> [INSTRUCTIONS TO FOLLOW] Scan the material for the word "text", and copy each line where it shows up.

> [DATA ENTRIES]
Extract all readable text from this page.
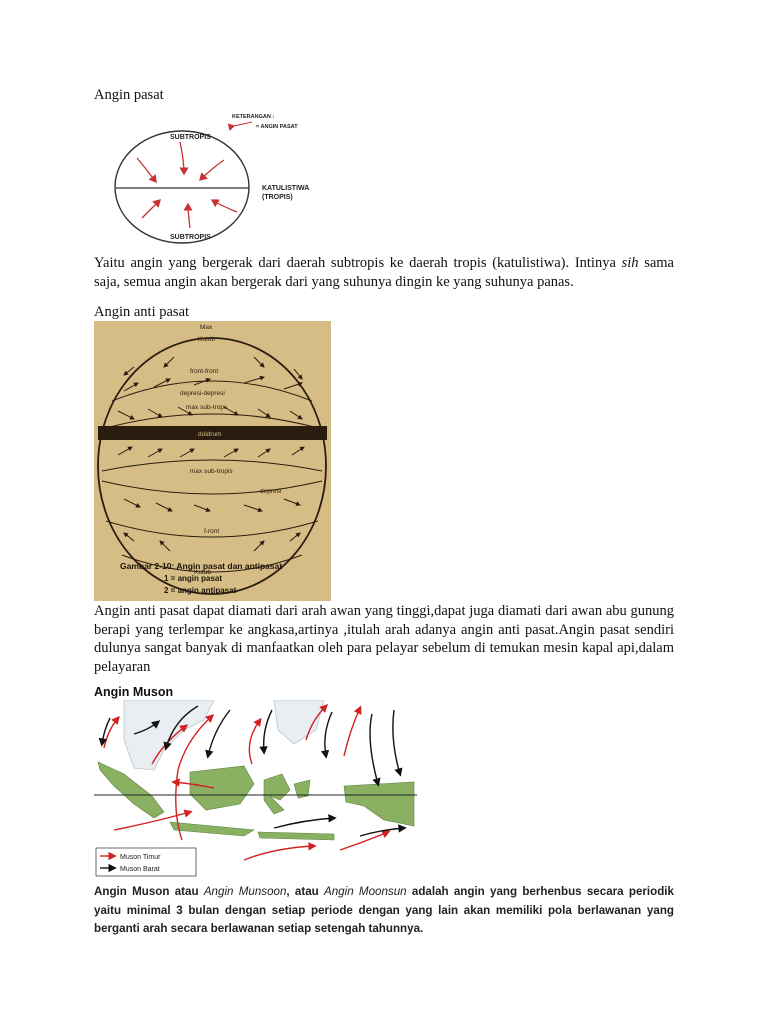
Angin pasat
SUBTROPIS
SUBTROPIS
KATULISTIWA
(TROPIS)
KETERANGAN :
= ANGIN PASAT
Yaitu angin yang bergerak dari daerah subtropis ke daerah tropis (katulistiwa). Intinya sih sama saja, semua angin akan bergerak dari yang suhunya dingin ke yang suhunya panas.
Angin anti pasat
Max
Kutub
front-front
depresi-depresi
max sub-trops
doldrum
max sub-tropis
depresi
f-ront
Kutub
Gambar 2-10: Angin pasat dan antipasat
1 = angin pasat
2 = angin antipasat
Angin anti pasat dapat diamati dari arah awan yang tinggi,dapat juga diamati dari awan abu gunung berapi yang terlempar ke angkasa,artinya ,itulah arah adanya angin anti pasat.Angin pasat sendiri dulunya sangat banyak di manfaatkan oleh para pelayar sebelum di temukan mesin kapal api,dalam pelayaran
Angin Muson
Muson Timur
Muson Barat
Angin Muson atau Angin Munsoon, atau Angin Moonsun adalah angin yang berhenbus secara periodik yaitu minimal 3 bulan dengan setiap periode dengan yang lain akan memiliki pola berlawanan yang berganti arah secara berlawanan setiap setengah tahunnya.
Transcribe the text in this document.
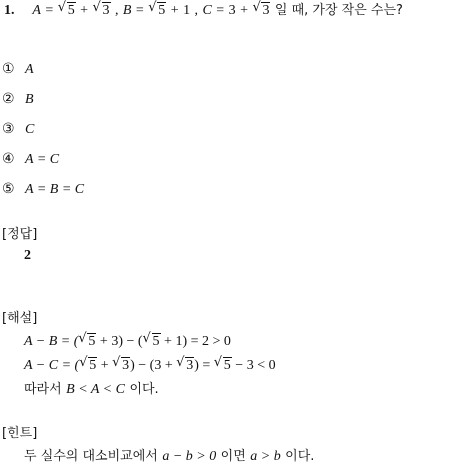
1. A = √ 5 + √ 3 , B = √ 5 + 1 , C = 3 + √ 3 일 때, 가장 작은 수는?
① A
② B
③ C
④ A = C
⑤ A = B = C
[정답]
2
[해설]
A − B = ( √ 5 + 3) − ( √ 5 + 1) = 2 > 0
A − C = ( √ 5 + √ 3) − (3 + √ 3) = √ 5 − 3 < 0
따라서 B < A < C 이다.
[힌트]
두 실수의 대소비교에서 a − b > 0 이면 a > b 이다.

> [PROBLEM SOLUTION]
Extract all readable text from this page.
Transcribe the text in this document.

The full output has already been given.